>> BEGIN Input rows
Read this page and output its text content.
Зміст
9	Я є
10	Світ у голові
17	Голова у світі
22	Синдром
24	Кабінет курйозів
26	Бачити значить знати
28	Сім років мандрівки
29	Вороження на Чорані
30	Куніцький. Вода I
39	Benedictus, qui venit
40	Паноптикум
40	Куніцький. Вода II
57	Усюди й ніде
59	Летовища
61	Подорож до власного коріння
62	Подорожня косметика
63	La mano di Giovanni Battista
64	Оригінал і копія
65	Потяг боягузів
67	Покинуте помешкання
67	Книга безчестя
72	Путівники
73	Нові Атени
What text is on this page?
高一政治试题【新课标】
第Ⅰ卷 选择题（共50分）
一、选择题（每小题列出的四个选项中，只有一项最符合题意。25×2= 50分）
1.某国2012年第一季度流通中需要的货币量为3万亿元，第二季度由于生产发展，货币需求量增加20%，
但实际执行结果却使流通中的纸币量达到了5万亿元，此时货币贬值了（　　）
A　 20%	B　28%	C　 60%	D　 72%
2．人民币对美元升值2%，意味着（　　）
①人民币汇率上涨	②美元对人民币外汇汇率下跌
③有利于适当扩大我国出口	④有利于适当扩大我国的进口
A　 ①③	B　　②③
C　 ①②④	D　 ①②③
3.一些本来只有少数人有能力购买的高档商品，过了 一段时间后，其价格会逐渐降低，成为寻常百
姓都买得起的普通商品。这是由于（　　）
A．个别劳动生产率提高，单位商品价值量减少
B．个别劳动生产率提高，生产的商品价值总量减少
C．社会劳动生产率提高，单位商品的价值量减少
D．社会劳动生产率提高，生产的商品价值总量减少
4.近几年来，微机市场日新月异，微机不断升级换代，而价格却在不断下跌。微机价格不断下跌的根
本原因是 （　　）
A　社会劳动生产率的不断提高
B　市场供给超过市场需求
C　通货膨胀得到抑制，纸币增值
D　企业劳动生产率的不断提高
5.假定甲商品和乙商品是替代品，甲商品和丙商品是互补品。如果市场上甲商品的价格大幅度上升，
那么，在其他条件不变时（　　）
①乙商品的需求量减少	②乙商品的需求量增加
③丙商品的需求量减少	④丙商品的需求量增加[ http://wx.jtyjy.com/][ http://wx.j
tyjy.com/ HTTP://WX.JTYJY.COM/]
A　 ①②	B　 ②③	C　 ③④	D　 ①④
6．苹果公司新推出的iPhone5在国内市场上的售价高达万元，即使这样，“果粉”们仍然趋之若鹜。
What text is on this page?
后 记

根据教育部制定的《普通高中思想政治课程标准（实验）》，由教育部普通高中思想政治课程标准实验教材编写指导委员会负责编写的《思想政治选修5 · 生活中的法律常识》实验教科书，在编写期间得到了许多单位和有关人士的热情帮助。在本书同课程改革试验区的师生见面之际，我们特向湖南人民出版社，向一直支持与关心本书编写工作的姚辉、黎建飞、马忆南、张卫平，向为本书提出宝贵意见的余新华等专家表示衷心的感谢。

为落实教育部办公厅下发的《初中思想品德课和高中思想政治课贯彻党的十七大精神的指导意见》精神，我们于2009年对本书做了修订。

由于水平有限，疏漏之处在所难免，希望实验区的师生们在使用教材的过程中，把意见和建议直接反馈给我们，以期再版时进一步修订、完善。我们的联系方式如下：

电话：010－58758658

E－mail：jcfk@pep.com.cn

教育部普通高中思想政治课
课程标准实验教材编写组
>> END Input rows
Work to be completed: Reproduce all of the records exactly.

Response to the task:
Read this page and output its text content.
Зміст
9	Я є
10	Світ у голові
17	Голова у світі
22	Синдром
24	Кабінет курйозів
26	Бачити значить знати
28	Сім років мандрівки
29	Вороження на Чорані
30	Куніцький. Вода I
39	Benedictus, qui venit
40	Паноптикум
40	Куніцький. Вода II
57	Усюди й ніде
59	Летовища
61	Подорож до власного коріння
62	Подорожня косметика
63	La mano di Giovanni Battista
64	Оригінал і копія
65	Потяг боягузів
67	Покинуте помешкання
67	Книга безчестя
72	Путівники
73	Нові Атени
What text is on this page?
高一政治试题【新课标】
第Ⅰ卷 选择题（共50分）
一、选择题（每小题列出的四个选项中，只有一项最符合题意。25×2= 50分）
1.某国2012年第一季度流通中需要的货币量为3万亿元，第二季度由于生产发展，货币需求量增加20%，
但实际执行结果却使流通中的纸币量达到了5万亿元，此时货币贬值了（　　）
A　 20%	B　28%	C　 60%	D　 72%
2．人民币对美元升值2%，意味着（　　）
①人民币汇率上涨	②美元对人民币外汇汇率下跌
③有利于适当扩大我国出口	④有利于适当扩大我国的进口
A　 ①③	B　　②③
C　 ①②④	D　 ①②③
3.一些本来只有少数人有能力购买的高档商品，过了 一段时间后，其价格会逐渐降低，成为寻常百
姓都买得起的普通商品。这是由于（　　）
A．个别劳动生产率提高，单位商品价值量减少
B．个别劳动生产率提高，生产的商品价值总量减少
C．社会劳动生产率提高，单位商品的价值量减少
D．社会劳动生产率提高，生产的商品价值总量减少
4.近几年来，微机市场日新月异，微机不断升级换代，而价格却在不断下跌。微机价格不断下跌的根
本原因是 （　　）
A　社会劳动生产率的不断提高
B　市场供给超过市场需求
C　通货膨胀得到抑制，纸币增值
D　企业劳动生产率的不断提高
5.假定甲商品和乙商品是替代品，甲商品和丙商品是互补品。如果市场上甲商品的价格大幅度上升，
那么，在其他条件不变时（　　）
①乙商品的需求量减少	②乙商品的需求量增加
③丙商品的需求量减少	④丙商品的需求量增加[ http://wx.jtyjy.com/][ http://wx.j
tyjy.com/ HTTP://WX.JTYJY.COM/]
A　 ①②	B　 ②③	C　 ③④	D　 ①④
6．苹果公司新推出的iPhone5在国内市场上的售价高达万元，即使这样，“果粉”们仍然趋之若鹜。
What text is on this page?
后 记

根据教育部制定的《普通高中思想政治课程标准（实验）》，由教育部普通高中思想政治课程标准实验教材编写指导委员会负责编写的《思想政治选修5 · 生活中的法律常识》实验教科书，在编写期间得到了许多单位和有关人士的热情帮助。在本书同课程改革试验区的师生见面之际，我们特向湖南人民出版社，向一直支持与关心本书编写工作的姚辉、黎建飞、马忆南、张卫平，向为本书提出宝贵意见的余新华等专家表示衷心的感谢。

为落实教育部办公厅下发的《初中思想品德课和高中思想政治课贯彻党的十七大精神的指导意见》精神，我们于2009年对本书做了修订。

由于水平有限，疏漏之处在所难免，希望实验区的师生们在使用教材的过程中，把意见和建议直接反馈给我们，以期再版时进一步修订、完善。我们的联系方式如下：

电话：010－58758658

E－mail：jcfk@pep.com.cn

教育部普通高中思想政治课
课程标准实验教材编写组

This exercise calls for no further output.